-- start PROVIDED RECORDS --
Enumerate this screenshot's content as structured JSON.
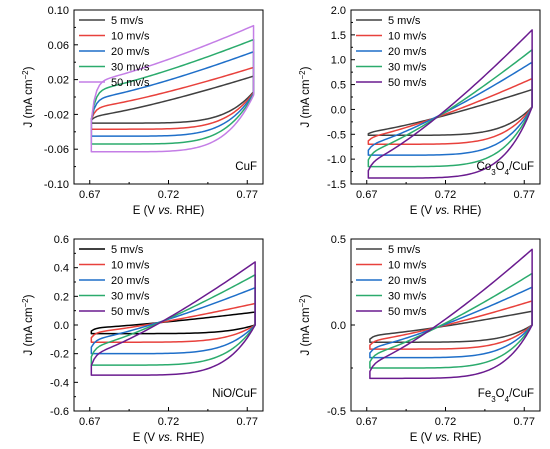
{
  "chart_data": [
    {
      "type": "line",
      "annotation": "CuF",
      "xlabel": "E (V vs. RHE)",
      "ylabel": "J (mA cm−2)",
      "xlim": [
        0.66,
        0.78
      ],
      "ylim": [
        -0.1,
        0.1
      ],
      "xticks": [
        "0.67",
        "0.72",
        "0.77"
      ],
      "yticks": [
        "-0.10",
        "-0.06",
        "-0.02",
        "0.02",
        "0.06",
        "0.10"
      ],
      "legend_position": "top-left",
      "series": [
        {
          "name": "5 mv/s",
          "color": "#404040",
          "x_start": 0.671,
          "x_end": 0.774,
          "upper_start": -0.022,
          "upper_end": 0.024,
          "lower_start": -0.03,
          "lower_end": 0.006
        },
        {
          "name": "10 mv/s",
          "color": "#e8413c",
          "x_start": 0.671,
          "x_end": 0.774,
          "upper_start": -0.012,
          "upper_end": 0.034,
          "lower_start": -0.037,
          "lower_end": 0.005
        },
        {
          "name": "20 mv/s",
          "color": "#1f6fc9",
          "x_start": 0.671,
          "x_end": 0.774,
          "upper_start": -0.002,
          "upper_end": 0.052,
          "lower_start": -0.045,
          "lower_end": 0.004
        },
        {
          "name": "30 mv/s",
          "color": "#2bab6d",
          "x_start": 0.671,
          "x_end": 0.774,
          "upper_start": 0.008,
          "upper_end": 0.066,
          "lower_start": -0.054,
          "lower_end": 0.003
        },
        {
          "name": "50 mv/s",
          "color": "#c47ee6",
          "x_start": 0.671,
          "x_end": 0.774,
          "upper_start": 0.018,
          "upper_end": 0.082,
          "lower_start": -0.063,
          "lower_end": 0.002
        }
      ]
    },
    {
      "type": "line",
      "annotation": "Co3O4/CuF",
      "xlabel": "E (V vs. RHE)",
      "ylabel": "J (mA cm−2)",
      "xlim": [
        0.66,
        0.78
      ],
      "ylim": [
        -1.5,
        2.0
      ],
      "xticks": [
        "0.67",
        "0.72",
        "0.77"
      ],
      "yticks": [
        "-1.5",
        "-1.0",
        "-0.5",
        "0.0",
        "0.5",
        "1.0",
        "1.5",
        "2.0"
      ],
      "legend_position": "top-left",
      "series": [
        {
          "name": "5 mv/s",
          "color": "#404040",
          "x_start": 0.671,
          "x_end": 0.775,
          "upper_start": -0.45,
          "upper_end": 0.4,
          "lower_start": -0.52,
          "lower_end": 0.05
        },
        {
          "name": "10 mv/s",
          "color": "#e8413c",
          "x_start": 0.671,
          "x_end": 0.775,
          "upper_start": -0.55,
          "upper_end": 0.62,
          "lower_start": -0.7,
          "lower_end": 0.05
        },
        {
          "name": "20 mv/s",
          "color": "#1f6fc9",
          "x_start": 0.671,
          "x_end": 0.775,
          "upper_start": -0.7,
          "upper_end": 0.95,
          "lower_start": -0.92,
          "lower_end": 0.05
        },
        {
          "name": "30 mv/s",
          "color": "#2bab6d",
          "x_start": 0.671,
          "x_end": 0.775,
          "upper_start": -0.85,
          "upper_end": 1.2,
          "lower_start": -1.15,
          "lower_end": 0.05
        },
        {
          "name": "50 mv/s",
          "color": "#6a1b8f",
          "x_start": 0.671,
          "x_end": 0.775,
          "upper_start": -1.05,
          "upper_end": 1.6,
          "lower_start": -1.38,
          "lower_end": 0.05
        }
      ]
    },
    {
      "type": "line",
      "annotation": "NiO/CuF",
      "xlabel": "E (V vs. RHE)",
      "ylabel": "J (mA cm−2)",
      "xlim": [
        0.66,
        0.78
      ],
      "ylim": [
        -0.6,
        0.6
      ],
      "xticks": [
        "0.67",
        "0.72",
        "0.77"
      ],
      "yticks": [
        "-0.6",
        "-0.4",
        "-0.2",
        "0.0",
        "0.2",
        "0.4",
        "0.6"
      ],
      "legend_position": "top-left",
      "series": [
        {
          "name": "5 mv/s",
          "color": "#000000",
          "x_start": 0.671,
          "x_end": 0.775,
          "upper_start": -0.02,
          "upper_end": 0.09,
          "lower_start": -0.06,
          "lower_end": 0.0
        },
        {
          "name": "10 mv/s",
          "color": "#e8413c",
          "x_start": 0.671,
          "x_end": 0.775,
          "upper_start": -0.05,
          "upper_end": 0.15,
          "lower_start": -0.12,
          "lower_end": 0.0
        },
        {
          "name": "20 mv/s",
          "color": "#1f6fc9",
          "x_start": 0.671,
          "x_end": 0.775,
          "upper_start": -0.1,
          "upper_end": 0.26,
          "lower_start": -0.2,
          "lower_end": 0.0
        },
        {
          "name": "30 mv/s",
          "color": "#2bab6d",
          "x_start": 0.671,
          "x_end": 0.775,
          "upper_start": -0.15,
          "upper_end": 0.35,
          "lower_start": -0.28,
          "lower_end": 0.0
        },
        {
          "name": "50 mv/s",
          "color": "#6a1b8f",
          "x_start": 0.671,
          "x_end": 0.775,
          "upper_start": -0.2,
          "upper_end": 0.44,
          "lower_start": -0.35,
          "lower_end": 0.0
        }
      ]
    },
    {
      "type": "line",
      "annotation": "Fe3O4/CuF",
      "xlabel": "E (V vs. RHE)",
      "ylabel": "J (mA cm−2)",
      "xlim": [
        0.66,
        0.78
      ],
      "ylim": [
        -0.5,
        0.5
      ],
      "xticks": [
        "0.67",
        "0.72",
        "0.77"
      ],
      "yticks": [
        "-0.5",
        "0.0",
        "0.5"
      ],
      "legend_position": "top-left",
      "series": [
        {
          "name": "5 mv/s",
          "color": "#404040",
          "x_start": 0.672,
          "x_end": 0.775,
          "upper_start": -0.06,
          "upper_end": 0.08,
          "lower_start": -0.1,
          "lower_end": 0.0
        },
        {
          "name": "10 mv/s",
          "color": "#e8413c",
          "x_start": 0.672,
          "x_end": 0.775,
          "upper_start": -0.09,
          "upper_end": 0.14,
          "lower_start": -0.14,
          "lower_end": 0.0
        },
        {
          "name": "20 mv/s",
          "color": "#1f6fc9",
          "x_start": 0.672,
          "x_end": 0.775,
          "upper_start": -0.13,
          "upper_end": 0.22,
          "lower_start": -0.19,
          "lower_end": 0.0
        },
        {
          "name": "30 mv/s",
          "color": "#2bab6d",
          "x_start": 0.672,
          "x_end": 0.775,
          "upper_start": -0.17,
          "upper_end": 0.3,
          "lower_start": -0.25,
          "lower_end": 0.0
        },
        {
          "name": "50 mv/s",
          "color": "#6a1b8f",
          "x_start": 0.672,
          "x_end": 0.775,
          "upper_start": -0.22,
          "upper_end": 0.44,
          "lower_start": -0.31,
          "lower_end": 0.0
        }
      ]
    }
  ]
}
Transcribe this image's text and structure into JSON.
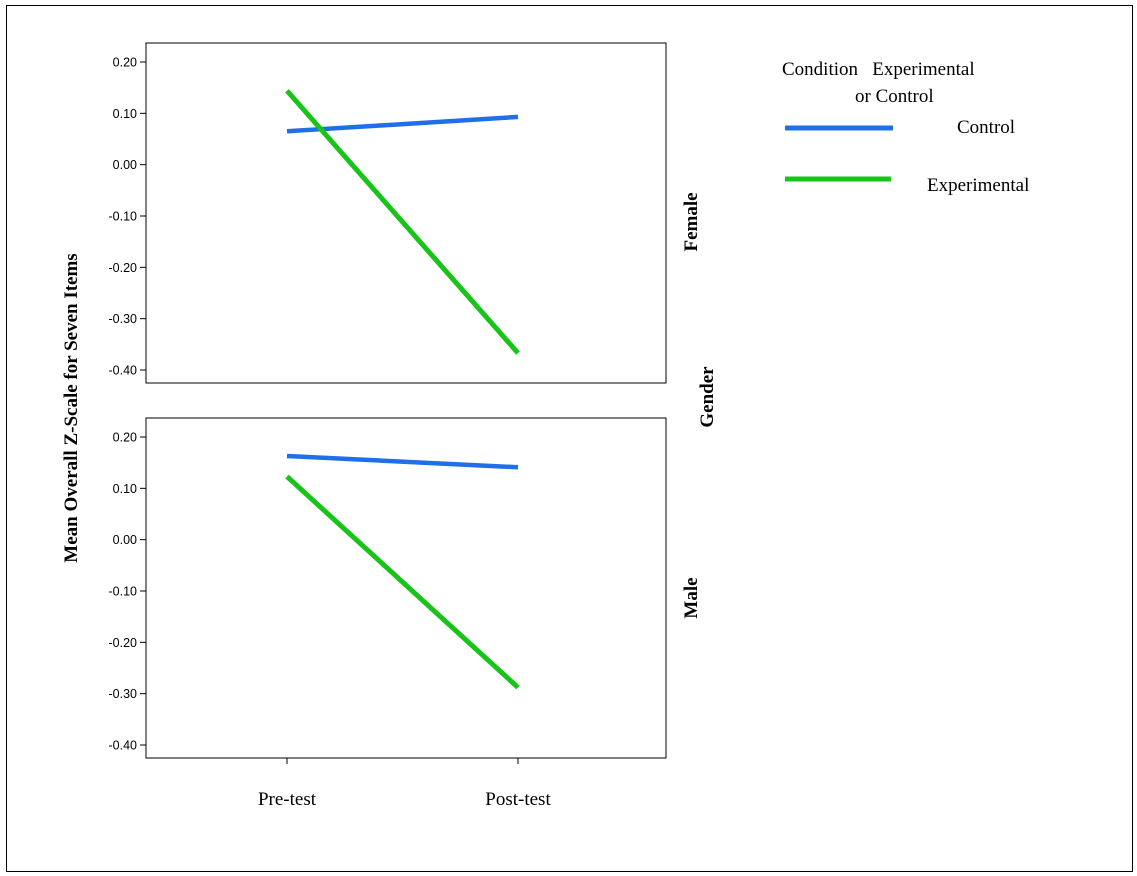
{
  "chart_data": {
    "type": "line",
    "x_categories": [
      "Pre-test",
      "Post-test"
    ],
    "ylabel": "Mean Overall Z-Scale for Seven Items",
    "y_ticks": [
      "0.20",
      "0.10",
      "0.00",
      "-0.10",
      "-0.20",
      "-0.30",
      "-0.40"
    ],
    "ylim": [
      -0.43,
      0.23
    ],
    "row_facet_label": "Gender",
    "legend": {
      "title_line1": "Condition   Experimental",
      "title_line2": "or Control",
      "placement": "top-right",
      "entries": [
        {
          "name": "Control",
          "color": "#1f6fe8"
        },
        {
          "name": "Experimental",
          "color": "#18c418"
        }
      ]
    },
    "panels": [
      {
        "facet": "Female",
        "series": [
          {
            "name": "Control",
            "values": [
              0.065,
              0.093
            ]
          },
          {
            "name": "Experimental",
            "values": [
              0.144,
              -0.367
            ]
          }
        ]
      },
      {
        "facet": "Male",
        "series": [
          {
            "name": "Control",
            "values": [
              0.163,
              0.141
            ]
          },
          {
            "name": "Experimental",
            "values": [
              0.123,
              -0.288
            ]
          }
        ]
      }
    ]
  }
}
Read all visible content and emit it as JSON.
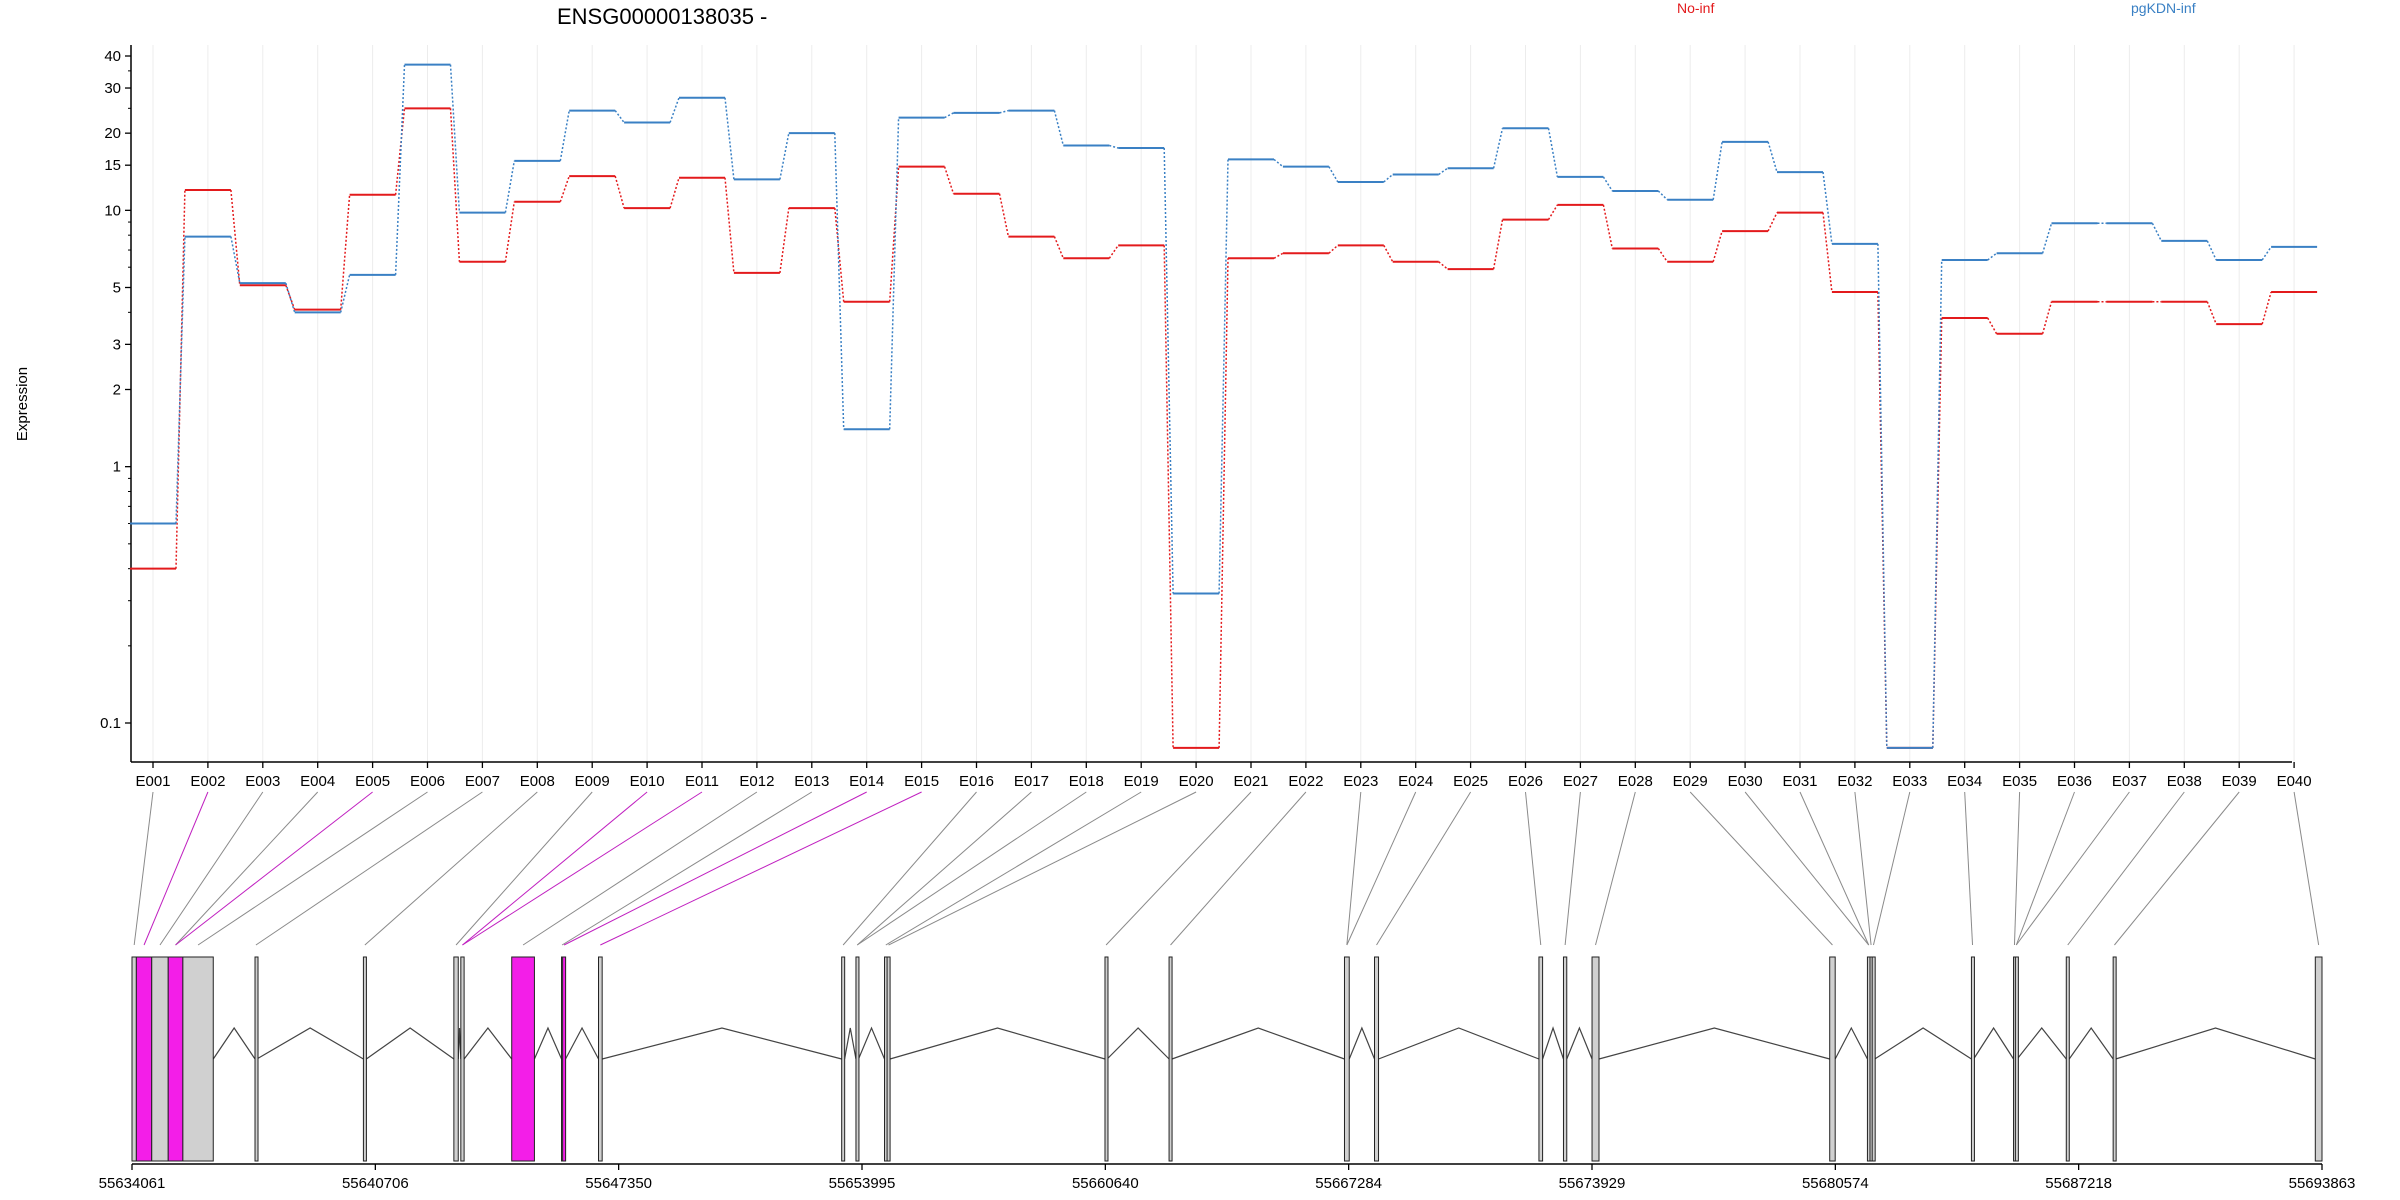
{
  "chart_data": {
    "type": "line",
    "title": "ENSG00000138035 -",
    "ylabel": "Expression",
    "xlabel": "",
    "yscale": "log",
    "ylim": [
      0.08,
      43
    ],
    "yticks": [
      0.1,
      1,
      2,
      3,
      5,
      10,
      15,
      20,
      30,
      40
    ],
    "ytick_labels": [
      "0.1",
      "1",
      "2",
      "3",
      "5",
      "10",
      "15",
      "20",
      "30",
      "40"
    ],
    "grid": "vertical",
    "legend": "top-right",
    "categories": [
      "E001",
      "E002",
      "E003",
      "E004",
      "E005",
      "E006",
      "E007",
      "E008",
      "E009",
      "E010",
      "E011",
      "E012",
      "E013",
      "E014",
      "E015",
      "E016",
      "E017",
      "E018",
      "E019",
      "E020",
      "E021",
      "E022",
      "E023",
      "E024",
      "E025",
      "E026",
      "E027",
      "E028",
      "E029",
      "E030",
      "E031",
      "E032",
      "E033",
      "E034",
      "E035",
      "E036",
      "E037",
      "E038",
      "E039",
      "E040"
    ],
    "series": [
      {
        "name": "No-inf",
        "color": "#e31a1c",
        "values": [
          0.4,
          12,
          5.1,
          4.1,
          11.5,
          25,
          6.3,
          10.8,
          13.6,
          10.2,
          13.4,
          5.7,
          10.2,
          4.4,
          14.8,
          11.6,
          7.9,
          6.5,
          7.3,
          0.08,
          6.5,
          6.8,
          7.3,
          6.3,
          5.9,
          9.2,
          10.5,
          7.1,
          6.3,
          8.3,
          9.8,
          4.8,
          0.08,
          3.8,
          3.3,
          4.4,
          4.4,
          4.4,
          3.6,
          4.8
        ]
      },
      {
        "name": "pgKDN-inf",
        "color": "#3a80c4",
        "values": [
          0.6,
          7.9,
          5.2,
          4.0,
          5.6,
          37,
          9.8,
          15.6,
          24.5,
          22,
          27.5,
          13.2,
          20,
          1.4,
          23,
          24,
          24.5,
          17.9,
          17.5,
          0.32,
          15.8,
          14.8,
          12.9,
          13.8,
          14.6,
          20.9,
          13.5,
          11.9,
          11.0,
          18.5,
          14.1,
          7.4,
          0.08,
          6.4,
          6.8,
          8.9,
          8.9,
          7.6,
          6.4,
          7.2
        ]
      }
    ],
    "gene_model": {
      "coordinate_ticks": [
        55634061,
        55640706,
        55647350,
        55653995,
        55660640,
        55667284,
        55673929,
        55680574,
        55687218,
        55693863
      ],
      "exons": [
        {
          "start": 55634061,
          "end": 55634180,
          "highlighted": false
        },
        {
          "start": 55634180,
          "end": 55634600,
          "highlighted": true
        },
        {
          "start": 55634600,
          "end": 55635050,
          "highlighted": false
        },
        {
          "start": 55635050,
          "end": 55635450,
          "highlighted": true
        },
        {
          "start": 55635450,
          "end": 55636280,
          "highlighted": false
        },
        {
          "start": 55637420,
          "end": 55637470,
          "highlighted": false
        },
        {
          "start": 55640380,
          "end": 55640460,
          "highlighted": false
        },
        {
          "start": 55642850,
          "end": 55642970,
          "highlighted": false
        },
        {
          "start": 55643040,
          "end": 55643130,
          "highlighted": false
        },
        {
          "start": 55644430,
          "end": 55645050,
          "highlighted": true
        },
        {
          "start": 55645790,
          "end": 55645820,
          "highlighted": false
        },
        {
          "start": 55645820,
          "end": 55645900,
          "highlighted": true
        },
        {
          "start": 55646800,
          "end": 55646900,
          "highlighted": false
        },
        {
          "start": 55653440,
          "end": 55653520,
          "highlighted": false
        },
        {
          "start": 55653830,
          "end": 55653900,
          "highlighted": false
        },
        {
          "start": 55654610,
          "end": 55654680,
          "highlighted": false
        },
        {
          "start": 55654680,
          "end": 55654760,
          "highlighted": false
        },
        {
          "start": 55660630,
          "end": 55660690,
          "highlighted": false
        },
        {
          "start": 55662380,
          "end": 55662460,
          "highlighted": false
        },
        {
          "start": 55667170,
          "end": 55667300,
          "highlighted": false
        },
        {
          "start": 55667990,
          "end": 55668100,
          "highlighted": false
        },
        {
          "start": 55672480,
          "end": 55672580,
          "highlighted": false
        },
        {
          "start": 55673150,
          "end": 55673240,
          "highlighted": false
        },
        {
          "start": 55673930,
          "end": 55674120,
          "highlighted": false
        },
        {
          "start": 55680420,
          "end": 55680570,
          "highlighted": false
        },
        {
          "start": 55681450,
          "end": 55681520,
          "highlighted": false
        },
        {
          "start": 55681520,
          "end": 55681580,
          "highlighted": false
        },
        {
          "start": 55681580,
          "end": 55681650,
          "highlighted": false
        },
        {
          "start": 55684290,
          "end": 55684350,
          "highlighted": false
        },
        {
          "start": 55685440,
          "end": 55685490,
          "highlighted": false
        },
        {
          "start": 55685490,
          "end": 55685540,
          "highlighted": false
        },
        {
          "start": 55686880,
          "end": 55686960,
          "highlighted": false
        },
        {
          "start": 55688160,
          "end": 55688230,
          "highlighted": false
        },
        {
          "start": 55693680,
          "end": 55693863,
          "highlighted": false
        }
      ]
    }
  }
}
-- end PROVIDED RECORDS --
- **TASK BRIEF**:
From the listing above, pick out each line where the word "Control" appears.

- **WRITTEN SOLUTION**:
      "title_line2": "or Control",
          "name": "Control",
            "name": "Control",
            "name": "Control",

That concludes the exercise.